## begin Data for the task
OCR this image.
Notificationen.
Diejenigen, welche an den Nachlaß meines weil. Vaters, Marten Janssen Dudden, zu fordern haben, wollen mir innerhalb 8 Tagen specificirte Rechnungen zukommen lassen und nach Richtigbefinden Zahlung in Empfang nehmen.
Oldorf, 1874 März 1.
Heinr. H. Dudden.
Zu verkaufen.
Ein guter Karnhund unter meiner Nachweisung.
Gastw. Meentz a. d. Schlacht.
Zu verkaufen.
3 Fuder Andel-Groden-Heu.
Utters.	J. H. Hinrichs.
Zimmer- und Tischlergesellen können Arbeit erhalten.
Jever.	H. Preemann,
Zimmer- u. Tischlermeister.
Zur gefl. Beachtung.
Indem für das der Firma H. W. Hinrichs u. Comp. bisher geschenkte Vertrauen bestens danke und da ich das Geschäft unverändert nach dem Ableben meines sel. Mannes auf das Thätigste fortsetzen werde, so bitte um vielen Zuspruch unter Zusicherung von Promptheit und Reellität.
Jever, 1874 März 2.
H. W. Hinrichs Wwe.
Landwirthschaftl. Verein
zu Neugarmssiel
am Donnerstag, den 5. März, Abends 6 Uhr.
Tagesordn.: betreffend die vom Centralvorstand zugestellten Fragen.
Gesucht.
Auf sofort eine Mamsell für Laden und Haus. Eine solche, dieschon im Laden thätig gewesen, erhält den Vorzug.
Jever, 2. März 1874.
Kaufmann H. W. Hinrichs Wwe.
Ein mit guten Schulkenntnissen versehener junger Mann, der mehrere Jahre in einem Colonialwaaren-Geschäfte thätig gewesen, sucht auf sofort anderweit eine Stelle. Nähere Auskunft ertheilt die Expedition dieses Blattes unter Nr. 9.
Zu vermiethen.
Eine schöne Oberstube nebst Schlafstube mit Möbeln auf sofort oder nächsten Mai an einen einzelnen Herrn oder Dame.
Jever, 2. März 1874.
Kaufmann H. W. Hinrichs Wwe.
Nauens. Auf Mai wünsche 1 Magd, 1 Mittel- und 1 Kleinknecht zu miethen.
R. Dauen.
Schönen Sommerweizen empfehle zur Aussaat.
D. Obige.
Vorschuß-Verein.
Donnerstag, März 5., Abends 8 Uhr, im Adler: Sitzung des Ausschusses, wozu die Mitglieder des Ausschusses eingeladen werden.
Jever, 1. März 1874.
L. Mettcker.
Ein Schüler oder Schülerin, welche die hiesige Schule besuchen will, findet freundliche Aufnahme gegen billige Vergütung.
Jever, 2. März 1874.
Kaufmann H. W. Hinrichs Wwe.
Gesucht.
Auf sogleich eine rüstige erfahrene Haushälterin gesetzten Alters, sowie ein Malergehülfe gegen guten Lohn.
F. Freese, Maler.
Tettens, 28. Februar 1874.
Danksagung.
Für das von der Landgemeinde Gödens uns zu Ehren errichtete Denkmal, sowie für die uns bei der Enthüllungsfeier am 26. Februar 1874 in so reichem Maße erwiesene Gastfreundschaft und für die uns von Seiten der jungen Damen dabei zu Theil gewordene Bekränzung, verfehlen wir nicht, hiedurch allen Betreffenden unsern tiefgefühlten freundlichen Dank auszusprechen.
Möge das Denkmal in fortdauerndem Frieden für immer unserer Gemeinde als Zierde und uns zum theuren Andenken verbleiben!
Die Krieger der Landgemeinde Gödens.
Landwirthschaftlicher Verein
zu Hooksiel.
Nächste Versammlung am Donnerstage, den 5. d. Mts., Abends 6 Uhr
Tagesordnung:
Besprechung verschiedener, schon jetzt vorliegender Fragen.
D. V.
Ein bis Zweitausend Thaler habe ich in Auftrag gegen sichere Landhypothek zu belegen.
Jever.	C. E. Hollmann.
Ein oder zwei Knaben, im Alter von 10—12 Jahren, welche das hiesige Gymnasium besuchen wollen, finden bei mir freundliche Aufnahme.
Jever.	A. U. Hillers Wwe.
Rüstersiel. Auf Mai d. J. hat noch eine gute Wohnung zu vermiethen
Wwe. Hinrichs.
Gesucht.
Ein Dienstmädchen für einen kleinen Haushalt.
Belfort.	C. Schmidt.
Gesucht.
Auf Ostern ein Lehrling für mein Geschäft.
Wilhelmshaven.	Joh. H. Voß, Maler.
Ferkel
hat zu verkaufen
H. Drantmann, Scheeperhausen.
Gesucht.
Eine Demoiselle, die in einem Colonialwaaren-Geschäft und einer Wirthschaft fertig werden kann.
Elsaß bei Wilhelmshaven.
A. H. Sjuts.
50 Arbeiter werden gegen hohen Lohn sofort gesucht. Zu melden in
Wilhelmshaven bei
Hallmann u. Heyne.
## end Data for the task
| Task brief |
Above are some records; extract every one of them exactly.

| Result of the task |
OCR this image.
Notificationen.
Diejenigen, welche an den Nachlaß meines weil. Vaters, Marten Janssen Dudden, zu fordern haben, wollen mir innerhalb 8 Tagen specificirte Rechnungen zukommen lassen und nach Richtigbefinden Zahlung in Empfang nehmen.
Oldorf, 1874 März 1.
Heinr. H. Dudden.
Zu verkaufen.
Ein guter Karnhund unter meiner Nachweisung.
Gastw. Meentz a. d. Schlacht.
Zu verkaufen.
3 Fuder Andel-Groden-Heu.
Utters.	J. H. Hinrichs.
Zimmer- und Tischlergesellen können Arbeit erhalten.
Jever.	H. Preemann,
Zimmer- u. Tischlermeister.
Zur gefl. Beachtung.
Indem für das der Firma H. W. Hinrichs u. Comp. bisher geschenkte Vertrauen bestens danke und da ich das Geschäft unverändert nach dem Ableben meines sel. Mannes auf das Thätigste fortsetzen werde, so bitte um vielen Zuspruch unter Zusicherung von Promptheit und Reellität.
Jever, 1874 März 2.
H. W. Hinrichs Wwe.
Landwirthschaftl. Verein
zu Neugarmssiel
am Donnerstag, den 5. März, Abends 6 Uhr.
Tagesordn.: betreffend die vom Centralvorstand zugestellten Fragen.
Gesucht.
Auf sofort eine Mamsell für Laden und Haus. Eine solche, dieschon im Laden thätig gewesen, erhält den Vorzug.
Jever, 2. März 1874.
Kaufmann H. W. Hinrichs Wwe.
Ein mit guten Schulkenntnissen versehener junger Mann, der mehrere Jahre in einem Colonialwaaren-Geschäfte thätig gewesen, sucht auf sofort anderweit eine Stelle. Nähere Auskunft ertheilt die Expedition dieses Blattes unter Nr. 9.
Zu vermiethen.
Eine schöne Oberstube nebst Schlafstube mit Möbeln auf sofort oder nächsten Mai an einen einzelnen Herrn oder Dame.
Jever, 2. März 1874.
Kaufmann H. W. Hinrichs Wwe.
Nauens. Auf Mai wünsche 1 Magd, 1 Mittel- und 1 Kleinknecht zu miethen.
R. Dauen.
Schönen Sommerweizen empfehle zur Aussaat.
D. Obige.
Vorschuß-Verein.
Donnerstag, März 5., Abends 8 Uhr, im Adler: Sitzung des Ausschusses, wozu die Mitglieder des Ausschusses eingeladen werden.
Jever, 1. März 1874.
L. Mettcker.
Ein Schüler oder Schülerin, welche die hiesige Schule besuchen will, findet freundliche Aufnahme gegen billige Vergütung.
Jever, 2. März 1874.
Kaufmann H. W. Hinrichs Wwe.
Gesucht.
Auf sogleich eine rüstige erfahrene Haushälterin gesetzten Alters, sowie ein Malergehülfe gegen guten Lohn.
F. Freese, Maler.
Tettens, 28. Februar 1874.
Danksagung.
Für das von der Landgemeinde Gödens uns zu Ehren errichtete Denkmal, sowie für die uns bei der Enthüllungsfeier am 26. Februar 1874 in so reichem Maße erwiesene Gastfreundschaft und für die uns von Seiten der jungen Damen dabei zu Theil gewordene Bekränzung, verfehlen wir nicht, hiedurch allen Betreffenden unsern tiefgefühlten freundlichen Dank auszusprechen.
Möge das Denkmal in fortdauerndem Frieden für immer unserer Gemeinde als Zierde und uns zum theuren Andenken verbleiben!
Die Krieger der Landgemeinde Gödens.
Landwirthschaftlicher Verein
zu Hooksiel.
Nächste Versammlung am Donnerstage, den 5. d. Mts., Abends 6 Uhr
Tagesordnung:
Besprechung verschiedener, schon jetzt vorliegender Fragen.
D. V.
Ein bis Zweitausend Thaler habe ich in Auftrag gegen sichere Landhypothek zu belegen.
Jever.	C. E. Hollmann.
Ein oder zwei Knaben, im Alter von 10—12 Jahren, welche das hiesige Gymnasium besuchen wollen, finden bei mir freundliche Aufnahme.
Jever.	A. U. Hillers Wwe.
Rüstersiel. Auf Mai d. J. hat noch eine gute Wohnung zu vermiethen
Wwe. Hinrichs.
Gesucht.
Ein Dienstmädchen für einen kleinen Haushalt.
Belfort.	C. Schmidt.
Gesucht.
Auf Ostern ein Lehrling für mein Geschäft.
Wilhelmshaven.	Joh. H. Voß, Maler.
Ferkel
hat zu verkaufen
H. Drantmann, Scheeperhausen.
Gesucht.
Eine Demoiselle, die in einem Colonialwaaren-Geschäft und einer Wirthschaft fertig werden kann.
Elsaß bei Wilhelmshaven.
A. H. Sjuts.
50 Arbeiter werden gegen hohen Lohn sofort gesucht. Zu melden in
Wilhelmshaven bei
Hallmann u. Heyne.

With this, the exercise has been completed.